Task goal
What lines of the data include the string "which"? Copy them all.

========

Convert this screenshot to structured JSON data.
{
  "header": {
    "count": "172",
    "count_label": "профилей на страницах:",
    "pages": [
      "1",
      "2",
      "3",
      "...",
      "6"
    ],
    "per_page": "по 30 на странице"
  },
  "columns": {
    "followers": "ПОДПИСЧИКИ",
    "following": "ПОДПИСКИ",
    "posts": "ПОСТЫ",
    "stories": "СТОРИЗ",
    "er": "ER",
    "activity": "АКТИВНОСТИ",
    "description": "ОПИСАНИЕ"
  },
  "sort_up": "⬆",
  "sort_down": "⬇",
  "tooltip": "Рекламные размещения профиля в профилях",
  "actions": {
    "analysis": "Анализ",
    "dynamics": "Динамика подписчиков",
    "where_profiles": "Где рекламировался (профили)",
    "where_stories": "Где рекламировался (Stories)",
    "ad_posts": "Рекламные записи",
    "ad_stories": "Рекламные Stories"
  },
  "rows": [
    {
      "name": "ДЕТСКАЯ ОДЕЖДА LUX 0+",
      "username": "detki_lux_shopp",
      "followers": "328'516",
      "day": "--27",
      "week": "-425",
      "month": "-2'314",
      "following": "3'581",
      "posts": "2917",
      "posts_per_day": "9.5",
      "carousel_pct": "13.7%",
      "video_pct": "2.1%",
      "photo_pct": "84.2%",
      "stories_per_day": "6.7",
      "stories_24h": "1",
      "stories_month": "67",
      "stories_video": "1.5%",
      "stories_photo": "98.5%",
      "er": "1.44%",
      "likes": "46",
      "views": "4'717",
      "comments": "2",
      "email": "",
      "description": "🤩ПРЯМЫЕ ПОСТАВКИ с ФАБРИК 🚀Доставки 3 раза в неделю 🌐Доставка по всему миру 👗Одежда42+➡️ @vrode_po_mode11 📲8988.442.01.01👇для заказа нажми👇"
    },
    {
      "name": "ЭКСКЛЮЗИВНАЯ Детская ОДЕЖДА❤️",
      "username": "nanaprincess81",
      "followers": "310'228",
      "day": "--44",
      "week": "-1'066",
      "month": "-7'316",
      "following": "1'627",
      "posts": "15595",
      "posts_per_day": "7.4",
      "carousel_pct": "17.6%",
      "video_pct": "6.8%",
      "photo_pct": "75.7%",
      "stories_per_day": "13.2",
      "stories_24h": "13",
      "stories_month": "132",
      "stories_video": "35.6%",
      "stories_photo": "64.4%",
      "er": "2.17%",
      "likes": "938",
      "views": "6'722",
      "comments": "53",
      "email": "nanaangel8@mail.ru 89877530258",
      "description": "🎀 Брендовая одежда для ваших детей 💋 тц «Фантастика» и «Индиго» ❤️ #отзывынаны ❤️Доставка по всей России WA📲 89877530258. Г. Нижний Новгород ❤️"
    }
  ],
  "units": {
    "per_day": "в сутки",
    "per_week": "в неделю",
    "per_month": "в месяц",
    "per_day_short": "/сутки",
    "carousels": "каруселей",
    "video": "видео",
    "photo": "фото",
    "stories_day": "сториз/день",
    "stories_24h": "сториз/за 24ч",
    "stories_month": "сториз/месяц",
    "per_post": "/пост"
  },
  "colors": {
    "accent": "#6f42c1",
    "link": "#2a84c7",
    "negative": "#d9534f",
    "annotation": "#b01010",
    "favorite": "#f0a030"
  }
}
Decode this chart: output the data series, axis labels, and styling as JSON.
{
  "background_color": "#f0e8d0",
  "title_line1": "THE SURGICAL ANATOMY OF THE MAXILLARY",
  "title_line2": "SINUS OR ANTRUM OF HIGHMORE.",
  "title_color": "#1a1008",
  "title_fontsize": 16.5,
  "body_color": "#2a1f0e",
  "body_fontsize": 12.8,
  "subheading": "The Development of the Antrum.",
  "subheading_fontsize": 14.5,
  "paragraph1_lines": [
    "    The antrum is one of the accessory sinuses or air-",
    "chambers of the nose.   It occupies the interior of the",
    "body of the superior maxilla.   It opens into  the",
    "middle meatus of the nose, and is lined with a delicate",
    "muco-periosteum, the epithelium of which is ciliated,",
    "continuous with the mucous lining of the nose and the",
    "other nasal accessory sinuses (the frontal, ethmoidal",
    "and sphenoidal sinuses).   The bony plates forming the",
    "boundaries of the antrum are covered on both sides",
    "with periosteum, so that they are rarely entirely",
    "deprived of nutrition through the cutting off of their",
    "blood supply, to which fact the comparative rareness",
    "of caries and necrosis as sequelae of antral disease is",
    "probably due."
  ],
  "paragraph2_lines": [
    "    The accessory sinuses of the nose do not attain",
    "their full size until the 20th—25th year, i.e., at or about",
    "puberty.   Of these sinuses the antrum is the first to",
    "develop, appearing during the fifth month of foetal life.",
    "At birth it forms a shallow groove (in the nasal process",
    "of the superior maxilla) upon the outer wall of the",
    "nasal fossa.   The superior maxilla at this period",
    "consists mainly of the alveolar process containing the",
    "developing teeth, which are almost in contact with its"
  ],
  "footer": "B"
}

========

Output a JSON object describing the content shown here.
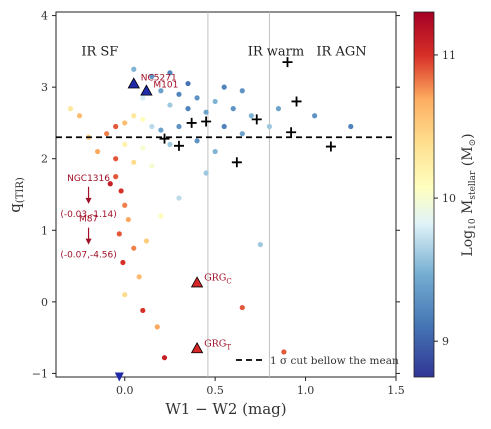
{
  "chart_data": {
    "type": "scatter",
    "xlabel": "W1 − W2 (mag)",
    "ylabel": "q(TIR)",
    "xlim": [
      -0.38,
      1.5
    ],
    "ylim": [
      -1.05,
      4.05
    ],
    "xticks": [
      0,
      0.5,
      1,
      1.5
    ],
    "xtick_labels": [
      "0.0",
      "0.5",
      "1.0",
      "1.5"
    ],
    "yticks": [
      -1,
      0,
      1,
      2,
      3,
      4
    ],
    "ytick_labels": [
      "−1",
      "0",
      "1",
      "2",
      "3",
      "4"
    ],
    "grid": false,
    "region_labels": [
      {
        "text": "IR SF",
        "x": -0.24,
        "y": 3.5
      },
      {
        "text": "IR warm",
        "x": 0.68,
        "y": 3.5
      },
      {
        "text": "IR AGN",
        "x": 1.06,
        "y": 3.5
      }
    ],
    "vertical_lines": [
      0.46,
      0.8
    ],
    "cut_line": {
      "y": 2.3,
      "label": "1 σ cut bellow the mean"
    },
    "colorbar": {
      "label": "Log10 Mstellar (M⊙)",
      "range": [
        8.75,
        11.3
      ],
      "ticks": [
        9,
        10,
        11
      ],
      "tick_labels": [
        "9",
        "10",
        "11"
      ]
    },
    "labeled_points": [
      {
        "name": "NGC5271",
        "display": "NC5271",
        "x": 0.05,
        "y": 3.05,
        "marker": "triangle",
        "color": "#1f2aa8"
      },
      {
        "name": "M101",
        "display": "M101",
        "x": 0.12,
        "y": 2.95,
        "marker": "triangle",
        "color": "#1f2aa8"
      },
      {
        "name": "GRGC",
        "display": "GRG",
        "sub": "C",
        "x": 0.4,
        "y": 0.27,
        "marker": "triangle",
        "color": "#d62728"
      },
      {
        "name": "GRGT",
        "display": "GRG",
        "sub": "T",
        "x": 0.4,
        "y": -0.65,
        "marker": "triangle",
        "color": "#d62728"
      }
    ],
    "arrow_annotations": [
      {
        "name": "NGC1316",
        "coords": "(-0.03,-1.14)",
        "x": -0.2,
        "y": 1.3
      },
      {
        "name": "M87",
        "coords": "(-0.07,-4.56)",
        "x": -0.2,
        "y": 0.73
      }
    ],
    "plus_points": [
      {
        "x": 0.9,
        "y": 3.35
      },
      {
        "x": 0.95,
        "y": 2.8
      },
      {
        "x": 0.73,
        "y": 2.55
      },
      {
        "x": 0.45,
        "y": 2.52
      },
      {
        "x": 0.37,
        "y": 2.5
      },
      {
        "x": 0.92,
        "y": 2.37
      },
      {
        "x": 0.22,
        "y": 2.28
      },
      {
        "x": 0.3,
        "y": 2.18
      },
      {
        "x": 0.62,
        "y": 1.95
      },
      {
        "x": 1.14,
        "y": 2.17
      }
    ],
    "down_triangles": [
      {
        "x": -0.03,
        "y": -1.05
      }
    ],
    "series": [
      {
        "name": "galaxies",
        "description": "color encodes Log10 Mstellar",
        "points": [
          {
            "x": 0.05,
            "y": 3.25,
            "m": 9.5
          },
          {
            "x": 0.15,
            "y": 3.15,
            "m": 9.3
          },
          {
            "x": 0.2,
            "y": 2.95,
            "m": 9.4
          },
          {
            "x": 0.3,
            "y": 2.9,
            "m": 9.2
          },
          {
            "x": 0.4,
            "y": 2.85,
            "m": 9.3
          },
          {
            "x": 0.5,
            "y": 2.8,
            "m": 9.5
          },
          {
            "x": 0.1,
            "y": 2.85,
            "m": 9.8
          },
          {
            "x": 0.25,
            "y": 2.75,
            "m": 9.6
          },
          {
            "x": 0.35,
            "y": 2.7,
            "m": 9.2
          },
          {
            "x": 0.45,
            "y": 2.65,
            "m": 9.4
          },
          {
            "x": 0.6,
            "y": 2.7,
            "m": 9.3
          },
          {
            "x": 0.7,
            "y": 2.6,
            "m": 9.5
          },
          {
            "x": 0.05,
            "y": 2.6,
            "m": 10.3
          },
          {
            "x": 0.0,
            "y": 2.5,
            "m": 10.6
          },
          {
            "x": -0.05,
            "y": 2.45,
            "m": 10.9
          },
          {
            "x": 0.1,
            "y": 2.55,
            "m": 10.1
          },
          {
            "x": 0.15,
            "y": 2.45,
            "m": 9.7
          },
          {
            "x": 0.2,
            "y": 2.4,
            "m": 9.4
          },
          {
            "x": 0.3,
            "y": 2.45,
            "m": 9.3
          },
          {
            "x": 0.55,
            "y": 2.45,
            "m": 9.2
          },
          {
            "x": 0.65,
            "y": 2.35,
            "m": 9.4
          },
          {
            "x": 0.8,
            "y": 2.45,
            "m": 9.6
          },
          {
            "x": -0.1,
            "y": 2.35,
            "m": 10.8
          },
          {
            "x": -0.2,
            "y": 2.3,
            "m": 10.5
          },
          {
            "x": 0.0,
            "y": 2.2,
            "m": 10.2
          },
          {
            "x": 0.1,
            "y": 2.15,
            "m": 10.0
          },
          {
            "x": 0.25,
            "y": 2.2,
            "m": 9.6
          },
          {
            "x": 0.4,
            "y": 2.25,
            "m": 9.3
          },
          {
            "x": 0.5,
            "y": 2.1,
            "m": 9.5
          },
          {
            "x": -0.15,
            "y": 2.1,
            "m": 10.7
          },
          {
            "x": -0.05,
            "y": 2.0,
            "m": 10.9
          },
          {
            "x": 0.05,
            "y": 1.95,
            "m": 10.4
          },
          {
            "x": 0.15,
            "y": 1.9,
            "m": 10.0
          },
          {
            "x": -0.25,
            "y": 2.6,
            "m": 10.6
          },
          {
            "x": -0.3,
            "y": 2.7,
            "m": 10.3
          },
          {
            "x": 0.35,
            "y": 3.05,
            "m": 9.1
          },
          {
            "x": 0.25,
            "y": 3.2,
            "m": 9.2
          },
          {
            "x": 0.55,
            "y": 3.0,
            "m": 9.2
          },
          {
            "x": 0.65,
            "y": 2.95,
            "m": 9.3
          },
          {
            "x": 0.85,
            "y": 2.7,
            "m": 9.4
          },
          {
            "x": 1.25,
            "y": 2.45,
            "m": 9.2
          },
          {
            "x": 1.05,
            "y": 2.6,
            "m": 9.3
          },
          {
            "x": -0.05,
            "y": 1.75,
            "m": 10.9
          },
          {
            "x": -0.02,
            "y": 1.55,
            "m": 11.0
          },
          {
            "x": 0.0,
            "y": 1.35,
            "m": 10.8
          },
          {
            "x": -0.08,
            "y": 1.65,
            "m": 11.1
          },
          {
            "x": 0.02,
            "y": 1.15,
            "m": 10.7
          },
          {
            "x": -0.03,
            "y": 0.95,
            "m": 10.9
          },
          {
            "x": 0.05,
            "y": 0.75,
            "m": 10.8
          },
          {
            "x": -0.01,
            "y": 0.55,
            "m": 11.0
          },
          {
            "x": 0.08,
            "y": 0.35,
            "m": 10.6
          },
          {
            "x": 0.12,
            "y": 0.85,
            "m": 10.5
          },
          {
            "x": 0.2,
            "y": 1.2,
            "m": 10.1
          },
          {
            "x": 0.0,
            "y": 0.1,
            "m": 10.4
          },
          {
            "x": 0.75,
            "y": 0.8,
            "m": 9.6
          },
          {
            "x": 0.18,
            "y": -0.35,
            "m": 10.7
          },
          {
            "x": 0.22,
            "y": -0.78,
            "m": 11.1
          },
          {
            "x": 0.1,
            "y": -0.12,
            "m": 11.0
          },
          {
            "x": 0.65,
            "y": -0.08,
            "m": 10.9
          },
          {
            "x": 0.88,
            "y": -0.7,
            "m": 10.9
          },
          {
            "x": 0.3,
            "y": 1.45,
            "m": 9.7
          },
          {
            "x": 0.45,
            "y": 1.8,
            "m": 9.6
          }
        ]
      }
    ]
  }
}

========

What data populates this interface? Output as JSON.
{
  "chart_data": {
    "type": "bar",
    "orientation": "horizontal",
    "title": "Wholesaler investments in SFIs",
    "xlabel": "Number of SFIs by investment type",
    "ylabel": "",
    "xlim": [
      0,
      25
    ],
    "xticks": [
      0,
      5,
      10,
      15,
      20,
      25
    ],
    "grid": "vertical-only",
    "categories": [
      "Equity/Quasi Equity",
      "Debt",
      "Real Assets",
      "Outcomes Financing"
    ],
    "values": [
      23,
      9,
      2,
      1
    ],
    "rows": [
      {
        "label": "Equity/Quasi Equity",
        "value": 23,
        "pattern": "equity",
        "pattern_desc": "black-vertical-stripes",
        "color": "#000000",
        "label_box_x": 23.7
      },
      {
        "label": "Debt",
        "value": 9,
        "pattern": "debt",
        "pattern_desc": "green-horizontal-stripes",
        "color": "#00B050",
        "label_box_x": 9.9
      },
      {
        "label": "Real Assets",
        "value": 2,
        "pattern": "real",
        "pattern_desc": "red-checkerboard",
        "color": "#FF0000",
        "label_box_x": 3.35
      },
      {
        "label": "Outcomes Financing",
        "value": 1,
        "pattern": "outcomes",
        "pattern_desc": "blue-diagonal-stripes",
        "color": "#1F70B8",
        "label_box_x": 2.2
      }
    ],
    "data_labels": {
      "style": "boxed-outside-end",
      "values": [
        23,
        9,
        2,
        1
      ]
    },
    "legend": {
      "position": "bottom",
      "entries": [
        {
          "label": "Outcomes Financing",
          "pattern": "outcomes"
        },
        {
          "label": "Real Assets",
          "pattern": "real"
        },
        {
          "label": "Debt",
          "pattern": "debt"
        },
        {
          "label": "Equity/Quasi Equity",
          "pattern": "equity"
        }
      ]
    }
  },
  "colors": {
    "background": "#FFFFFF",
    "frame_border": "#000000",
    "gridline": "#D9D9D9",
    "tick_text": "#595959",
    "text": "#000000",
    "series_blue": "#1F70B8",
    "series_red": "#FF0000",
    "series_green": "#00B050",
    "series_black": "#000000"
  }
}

========

Solution
    "muco-periosteum, the epithelium of which is ciliated,",
    "blood supply, to which fact the comparative rareness",
    "developing teeth, which are almost in contact with its"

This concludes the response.